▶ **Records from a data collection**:

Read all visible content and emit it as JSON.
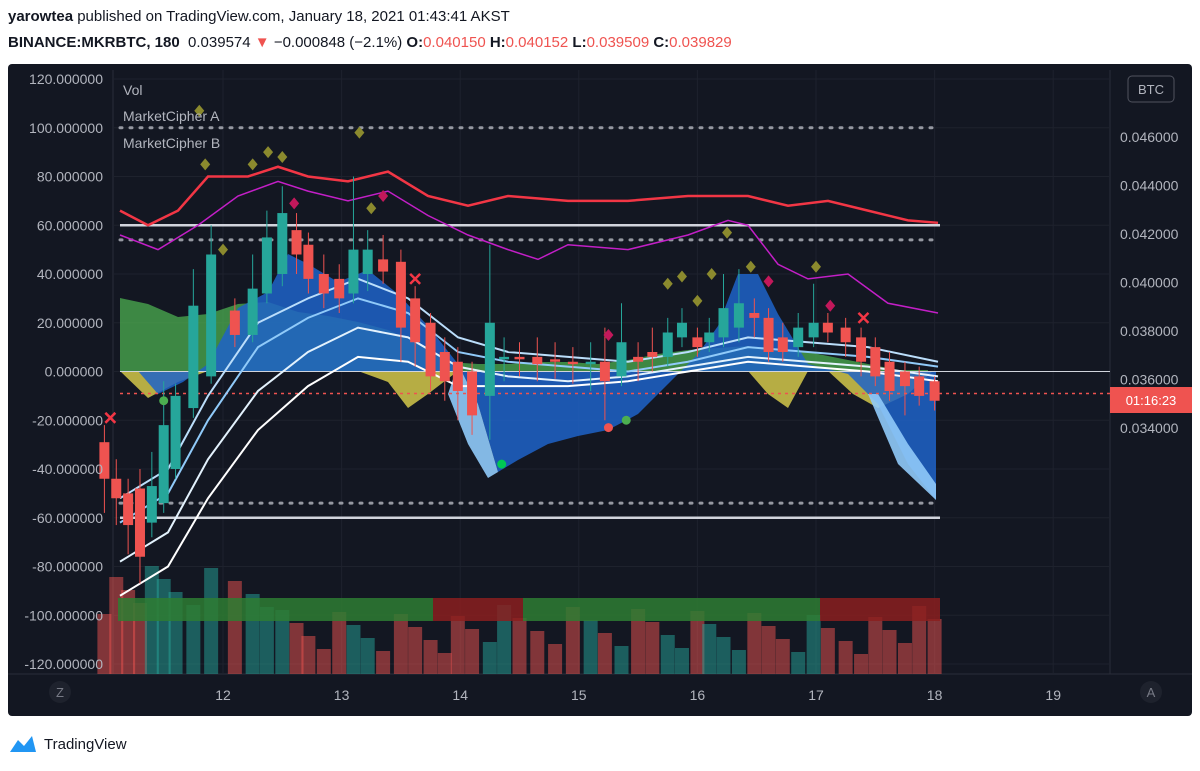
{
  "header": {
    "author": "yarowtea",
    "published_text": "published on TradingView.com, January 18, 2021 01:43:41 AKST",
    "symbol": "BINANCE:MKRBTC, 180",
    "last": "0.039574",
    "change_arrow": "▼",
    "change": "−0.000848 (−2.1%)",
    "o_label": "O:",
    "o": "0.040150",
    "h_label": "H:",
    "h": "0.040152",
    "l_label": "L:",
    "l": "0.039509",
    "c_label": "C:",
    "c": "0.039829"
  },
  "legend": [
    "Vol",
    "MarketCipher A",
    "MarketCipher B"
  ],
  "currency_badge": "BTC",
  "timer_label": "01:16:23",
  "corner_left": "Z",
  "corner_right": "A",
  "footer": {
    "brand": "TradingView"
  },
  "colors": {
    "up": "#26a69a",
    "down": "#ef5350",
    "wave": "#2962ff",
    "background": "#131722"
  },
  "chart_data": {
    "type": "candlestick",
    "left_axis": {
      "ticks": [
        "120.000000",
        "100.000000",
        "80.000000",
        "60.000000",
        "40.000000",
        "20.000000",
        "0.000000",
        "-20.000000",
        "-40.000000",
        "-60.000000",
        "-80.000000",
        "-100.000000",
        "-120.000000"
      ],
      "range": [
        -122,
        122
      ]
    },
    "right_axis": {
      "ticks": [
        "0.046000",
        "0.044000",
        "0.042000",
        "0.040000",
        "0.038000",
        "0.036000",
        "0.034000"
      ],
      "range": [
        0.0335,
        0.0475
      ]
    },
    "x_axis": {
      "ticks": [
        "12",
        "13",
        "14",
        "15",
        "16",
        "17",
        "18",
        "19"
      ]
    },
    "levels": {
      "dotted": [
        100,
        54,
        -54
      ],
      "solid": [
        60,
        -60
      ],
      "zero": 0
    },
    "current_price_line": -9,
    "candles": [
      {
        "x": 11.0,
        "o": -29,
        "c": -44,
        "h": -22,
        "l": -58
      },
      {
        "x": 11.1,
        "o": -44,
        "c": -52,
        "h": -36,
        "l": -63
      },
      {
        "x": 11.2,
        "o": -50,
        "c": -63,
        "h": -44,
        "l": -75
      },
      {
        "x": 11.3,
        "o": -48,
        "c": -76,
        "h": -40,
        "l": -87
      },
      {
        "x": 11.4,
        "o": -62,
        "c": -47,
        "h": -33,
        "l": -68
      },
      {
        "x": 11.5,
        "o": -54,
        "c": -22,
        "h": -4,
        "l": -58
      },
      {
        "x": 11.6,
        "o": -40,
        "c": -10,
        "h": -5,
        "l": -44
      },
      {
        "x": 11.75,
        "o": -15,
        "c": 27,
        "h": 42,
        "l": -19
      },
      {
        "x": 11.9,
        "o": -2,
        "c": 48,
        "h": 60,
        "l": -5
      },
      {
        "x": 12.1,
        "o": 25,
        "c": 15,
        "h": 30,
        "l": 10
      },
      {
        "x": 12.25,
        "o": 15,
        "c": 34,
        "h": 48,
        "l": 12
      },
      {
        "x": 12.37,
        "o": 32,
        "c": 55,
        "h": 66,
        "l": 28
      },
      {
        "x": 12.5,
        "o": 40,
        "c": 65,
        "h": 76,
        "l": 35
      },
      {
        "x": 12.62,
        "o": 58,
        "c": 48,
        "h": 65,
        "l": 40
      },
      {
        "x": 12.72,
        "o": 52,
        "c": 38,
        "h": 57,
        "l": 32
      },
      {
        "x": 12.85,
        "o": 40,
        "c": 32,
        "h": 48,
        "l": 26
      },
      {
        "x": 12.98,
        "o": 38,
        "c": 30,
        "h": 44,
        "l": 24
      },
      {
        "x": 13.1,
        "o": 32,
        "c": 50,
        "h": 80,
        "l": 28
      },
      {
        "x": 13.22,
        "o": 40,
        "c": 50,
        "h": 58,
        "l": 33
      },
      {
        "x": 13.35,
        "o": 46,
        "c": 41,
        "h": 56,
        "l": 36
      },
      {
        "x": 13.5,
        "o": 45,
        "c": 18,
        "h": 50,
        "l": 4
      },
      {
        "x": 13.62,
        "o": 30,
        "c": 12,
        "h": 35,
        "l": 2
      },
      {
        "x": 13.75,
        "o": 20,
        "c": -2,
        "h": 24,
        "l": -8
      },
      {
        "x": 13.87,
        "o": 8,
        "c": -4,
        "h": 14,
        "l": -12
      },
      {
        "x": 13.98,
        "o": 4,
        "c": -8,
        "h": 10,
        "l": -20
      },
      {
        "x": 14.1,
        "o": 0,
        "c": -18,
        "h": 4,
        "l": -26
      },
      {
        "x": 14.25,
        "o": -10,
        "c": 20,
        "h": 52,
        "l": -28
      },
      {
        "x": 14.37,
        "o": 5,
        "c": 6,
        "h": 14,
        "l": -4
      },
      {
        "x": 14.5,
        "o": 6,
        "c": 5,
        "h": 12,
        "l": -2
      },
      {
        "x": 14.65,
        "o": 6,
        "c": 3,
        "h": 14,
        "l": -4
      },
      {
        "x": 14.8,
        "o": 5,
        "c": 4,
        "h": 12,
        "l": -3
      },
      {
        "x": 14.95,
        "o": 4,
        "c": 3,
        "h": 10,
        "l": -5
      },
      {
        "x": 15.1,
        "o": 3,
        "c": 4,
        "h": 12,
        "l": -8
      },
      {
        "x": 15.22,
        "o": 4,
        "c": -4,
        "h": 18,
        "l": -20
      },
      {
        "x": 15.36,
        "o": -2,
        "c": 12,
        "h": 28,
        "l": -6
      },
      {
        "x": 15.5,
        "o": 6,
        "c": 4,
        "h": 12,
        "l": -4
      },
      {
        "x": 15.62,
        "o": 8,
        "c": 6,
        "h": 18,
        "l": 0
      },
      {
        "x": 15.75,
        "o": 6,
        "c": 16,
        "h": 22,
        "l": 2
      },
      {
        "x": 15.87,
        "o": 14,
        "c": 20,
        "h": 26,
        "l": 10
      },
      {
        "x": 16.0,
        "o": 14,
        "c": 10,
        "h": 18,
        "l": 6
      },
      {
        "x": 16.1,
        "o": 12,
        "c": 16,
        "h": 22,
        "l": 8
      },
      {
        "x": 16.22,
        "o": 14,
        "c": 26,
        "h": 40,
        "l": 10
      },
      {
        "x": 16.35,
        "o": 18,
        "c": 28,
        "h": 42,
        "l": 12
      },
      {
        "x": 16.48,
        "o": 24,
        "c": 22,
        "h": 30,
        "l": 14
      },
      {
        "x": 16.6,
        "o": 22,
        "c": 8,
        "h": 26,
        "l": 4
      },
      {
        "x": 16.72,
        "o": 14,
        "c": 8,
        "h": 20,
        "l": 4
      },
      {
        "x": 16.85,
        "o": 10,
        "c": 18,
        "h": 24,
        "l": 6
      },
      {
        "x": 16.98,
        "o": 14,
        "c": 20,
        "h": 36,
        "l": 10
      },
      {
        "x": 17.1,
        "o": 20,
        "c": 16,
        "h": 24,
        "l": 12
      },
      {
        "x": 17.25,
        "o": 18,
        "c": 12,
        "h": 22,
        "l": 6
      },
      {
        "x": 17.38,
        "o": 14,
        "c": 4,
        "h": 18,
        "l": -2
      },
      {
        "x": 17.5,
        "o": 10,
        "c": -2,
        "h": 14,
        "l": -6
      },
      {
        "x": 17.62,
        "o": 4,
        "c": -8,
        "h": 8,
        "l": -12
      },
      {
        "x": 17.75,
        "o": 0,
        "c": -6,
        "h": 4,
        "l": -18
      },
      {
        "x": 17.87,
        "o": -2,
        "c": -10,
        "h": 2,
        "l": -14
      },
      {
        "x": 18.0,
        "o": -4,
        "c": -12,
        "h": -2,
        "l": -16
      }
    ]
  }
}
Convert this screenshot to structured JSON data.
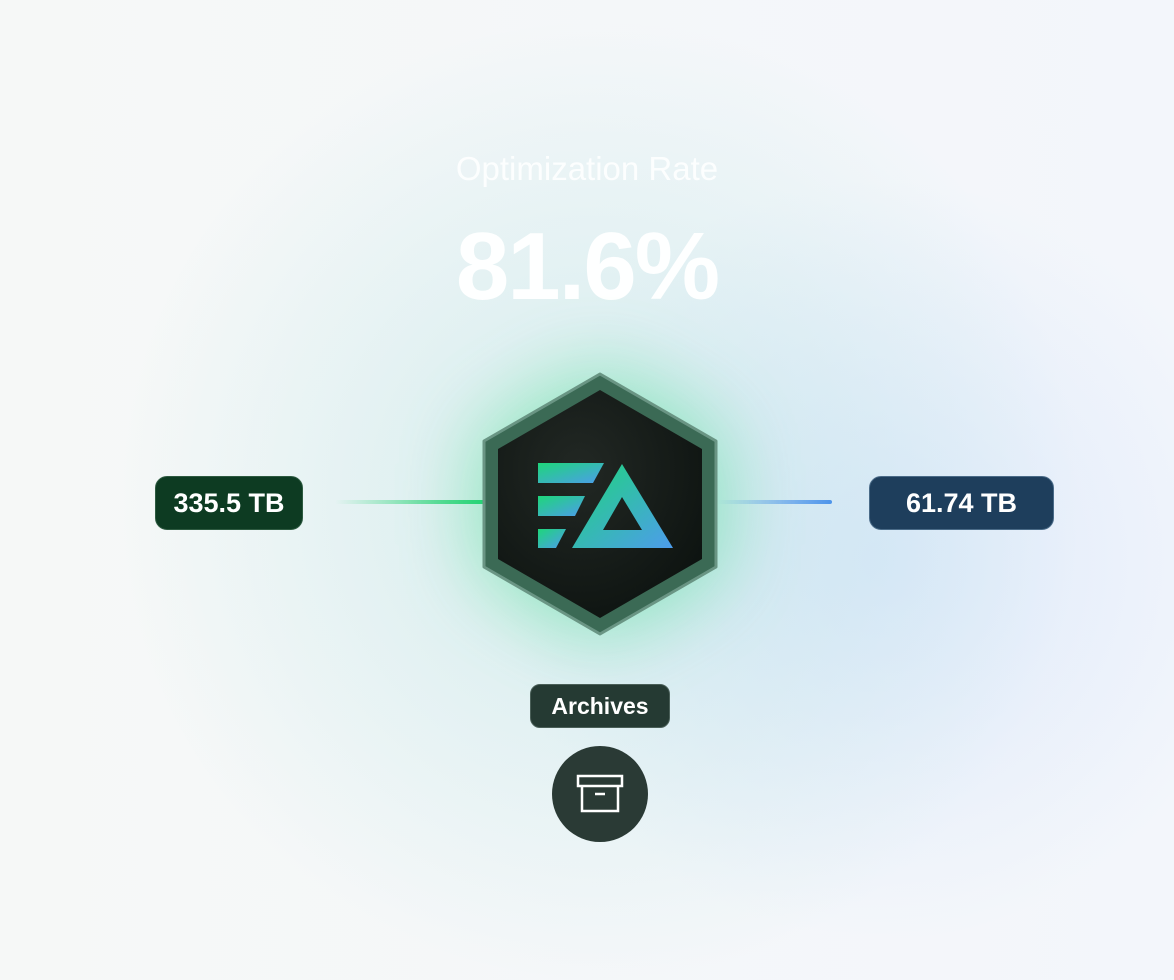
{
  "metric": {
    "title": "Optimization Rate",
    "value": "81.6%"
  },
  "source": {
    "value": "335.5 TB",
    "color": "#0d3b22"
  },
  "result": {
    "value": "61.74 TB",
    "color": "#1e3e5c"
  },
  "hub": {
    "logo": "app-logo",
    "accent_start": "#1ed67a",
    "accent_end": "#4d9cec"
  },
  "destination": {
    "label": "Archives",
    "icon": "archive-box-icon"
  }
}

▶ **What is needed**:
Only the lines from the one that holds "Convert this screenshot" through the end of the records above should be printed again, exactly as they are. Leave out the pictures.

▶ **Written reply**:
Convert this screenshot to structured JSON data.
{
  "metric": {
    "title": "Optimization Rate",
    "value": "81.6%"
  },
  "source": {
    "value": "335.5 TB",
    "color": "#0d3b22"
  },
  "result": {
    "value": "61.74 TB",
    "color": "#1e3e5c"
  },
  "hub": {
    "logo": "app-logo",
    "accent_start": "#1ed67a",
    "accent_end": "#4d9cec"
  },
  "destination": {
    "label": "Archives",
    "icon": "archive-box-icon"
  }
}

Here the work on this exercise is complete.